Copy the data precisely, character for character, and leave out every picture.

**Input data**
* * * * * * * * *

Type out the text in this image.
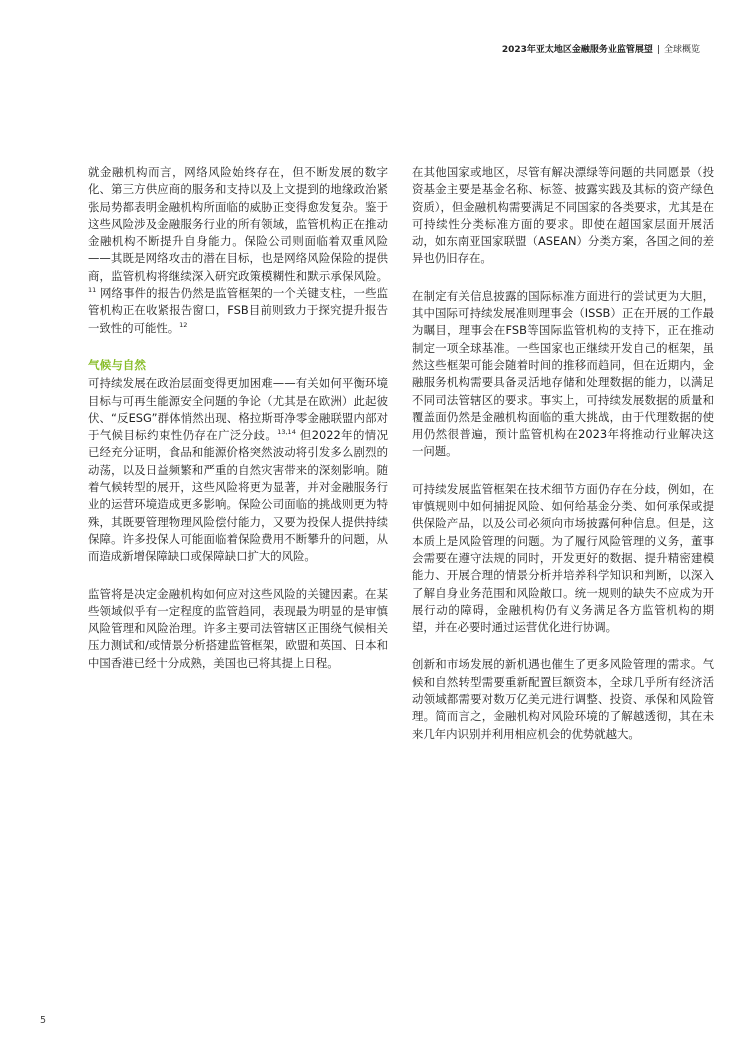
2023年亚太地区金融服务业监管展望 | 全球概览

就金融机构而言，网络风险始终存在，但不断发展的数字化、第三方供应商的服务和支持以及上文提到的地缘政治紧张局势都表明金融机构所面临的威胁正变得愈发复杂。鉴于这些风险涉及金融服务行业的所有领域，监管机构正在推动金融机构不断提升自身能力。保险公司则面临着双重风险——其既是网络攻击的潜在目标，也是网络风险保险的提供商，监管机构将继续深入研究政策模糊性和默示承保风险。$^{11}$ 网络事件的报告仍然是监管框架的一个关键支柱，一些监管机构正在收紧报告窗口，FSB目前则致力于探究提升报告一致性的可能性。$^{12}$

气候与自然

可持续发展在政治层面变得更加困难——有关如何平衡环境目标与可再生能源安全问题的争论（尤其是在欧洲）此起彼伏、“反ESG”群体悄然出现、格拉斯哥净零金融联盟内部对于气候目标约束性仍存在广泛分歧。$^{13,14}$ 但2022年的情况已经充分证明，食品和能源价格突然波动将引发多么剧烈的动荡，以及日益频繁和严重的自然灾害带来的深刻影响。随着气候转型的展开，这些风险将更为显著，并对金融服务行业的运营环境造成更多影响。保险公司面临的挑战则更为特殊，其既要管理物理风险偿付能力，又要为投保人提供持续保障。许多投保人可能面临着保险费用不断攀升的问题，从而造成新增保障缺口或保障缺口扩大的风险。

监管将是决定金融机构如何应对这些风险的关键因素。在某些领域似乎有一定程度的监管趋同，表现最为明显的是审慎风险管理和风险治理。许多主要司法管辖区正围绕气候相关压力测试和/或情景分析搭建监管框架，欧盟和英国、日本和中国香港已经十分成熟，美国也已将其提上日程。

在其他国家或地区，尽管有解决漂绿等问题的共同愿景（投资基金主要是基金名称、标签、披露实践及其标的资产绿色资质），但金融机构需要满足不同国家的各类要求，尤其是在可持续性分类标准方面的要求。即使在超国家层面开展活动，如东南亚国家联盟（ASEAN）分类方案，各国之间的差异也仍旧存在。

在制定有关信息披露的国际标准方面进行的尝试更为大胆，其中国际可持续发展准则理事会（ISSB）正在开展的工作最为瞩目，理事会在FSB等国际监管机构的支持下，正在推动制定一项全球基准。一些国家也正继续开发自己的框架，虽然这些框架可能会随着时间的推移而趋同，但在近期内，金融服务机构需要具备灵活地存储和处理数据的能力，以满足不同司法管辖区的要求。事实上，可持续发展数据的质量和覆盖面仍然是金融机构面临的重大挑战，由于代理数据的使用仍然很普遍，预计监管机构在2023年将推动行业解决这一问题。

可持续发展监管框架在技术细节方面仍存在分歧，例如，在审慎规则中如何捕捉风险、如何给基金分类、如何承保或提供保险产品，以及公司必须向市场披露何种信息。但是，这本质上是风险管理的问题。为了履行风险管理的义务，董事会需要在遵守法规的同时，开发更好的数据、提升精密建模能力、开展合理的情景分析并培养科学知识和判断，以深入了解自身业务范围和风险敞口。统一规则的缺失不应成为开展行动的障碍，金融机构仍有义务满足各方监管机构的期望，并在必要时通过运营优化进行协调。

创新和市场发展的新机遇也催生了更多风险管理的需求。气候和自然转型需要重新配置巨额资本，全球几乎所有经济活动领域都需要对数万亿美元进行调整、投资、承保和风险管理。简而言之，金融机构对风险环境的了解越透彻，其在未来几年内识别并利用相应机会的优势就越大。

5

* * * * * * * * *

**The output**
Type out the text in this image.
2023年亚太地区金融服务业监管展望 | 全球概览

就金融机构而言，网络风险始终存在，但不断发展的数字化、第三方供应商的服务和支持以及上文提到的地缘政治紧张局势都表明金融机构所面临的威胁正变得愈发复杂。鉴于这些风险涉及金融服务行业的所有领域，监管机构正在推动金融机构不断提升自身能力。保险公司则面临着双重风险——其既是网络攻击的潜在目标，也是网络风险保险的提供商，监管机构将继续深入研究政策模糊性和默示承保风险。$^{11}$ 网络事件的报告仍然是监管框架的一个关键支柱，一些监管机构正在收紧报告窗口，FSB目前则致力于探究提升报告一致性的可能性。$^{12}$

气候与自然

可持续发展在政治层面变得更加困难——有关如何平衡环境目标与可再生能源安全问题的争论（尤其是在欧洲）此起彼伏、“反ESG”群体悄然出现、格拉斯哥净零金融联盟内部对于气候目标约束性仍存在广泛分歧。$^{13,14}$ 但2022年的情况已经充分证明，食品和能源价格突然波动将引发多么剧烈的动荡，以及日益频繁和严重的自然灾害带来的深刻影响。随着气候转型的展开，这些风险将更为显著，并对金融服务行业的运营环境造成更多影响。保险公司面临的挑战则更为特殊，其既要管理物理风险偿付能力，又要为投保人提供持续保障。许多投保人可能面临着保险费用不断攀升的问题，从而造成新增保障缺口或保障缺口扩大的风险。

监管将是决定金融机构如何应对这些风险的关键因素。在某些领域似乎有一定程度的监管趋同，表现最为明显的是审慎风险管理和风险治理。许多主要司法管辖区正围绕气候相关压力测试和/或情景分析搭建监管框架，欧盟和英国、日本和中国香港已经十分成熟，美国也已将其提上日程。

在其他国家或地区，尽管有解决漂绿等问题的共同愿景（投资基金主要是基金名称、标签、披露实践及其标的资产绿色资质），但金融机构需要满足不同国家的各类要求，尤其是在可持续性分类标准方面的要求。即使在超国家层面开展活动，如东南亚国家联盟（ASEAN）分类方案，各国之间的差异也仍旧存在。

在制定有关信息披露的国际标准方面进行的尝试更为大胆，其中国际可持续发展准则理事会（ISSB）正在开展的工作最为瞩目，理事会在FSB等国际监管机构的支持下，正在推动制定一项全球基准。一些国家也正继续开发自己的框架，虽然这些框架可能会随着时间的推移而趋同，但在近期内，金融服务机构需要具备灵活地存储和处理数据的能力，以满足不同司法管辖区的要求。事实上，可持续发展数据的质量和覆盖面仍然是金融机构面临的重大挑战，由于代理数据的使用仍然很普遍，预计监管机构在2023年将推动行业解决这一问题。

可持续发展监管框架在技术细节方面仍存在分歧，例如，在审慎规则中如何捕捉风险、如何给基金分类、如何承保或提供保险产品，以及公司必须向市场披露何种信息。但是，这本质上是风险管理的问题。为了履行风险管理的义务，董事会需要在遵守法规的同时，开发更好的数据、提升精密建模能力、开展合理的情景分析并培养科学知识和判断，以深入了解自身业务范围和风险敞口。统一规则的缺失不应成为开展行动的障碍，金融机构仍有义务满足各方监管机构的期望，并在必要时通过运营优化进行协调。

创新和市场发展的新机遇也催生了更多风险管理的需求。气候和自然转型需要重新配置巨额资本，全球几乎所有经济活动领域都需要对数万亿美元进行调整、投资、承保和风险管理。简而言之，金融机构对风险环境的了解越透彻，其在未来几年内识别并利用相应机会的优势就越大。

5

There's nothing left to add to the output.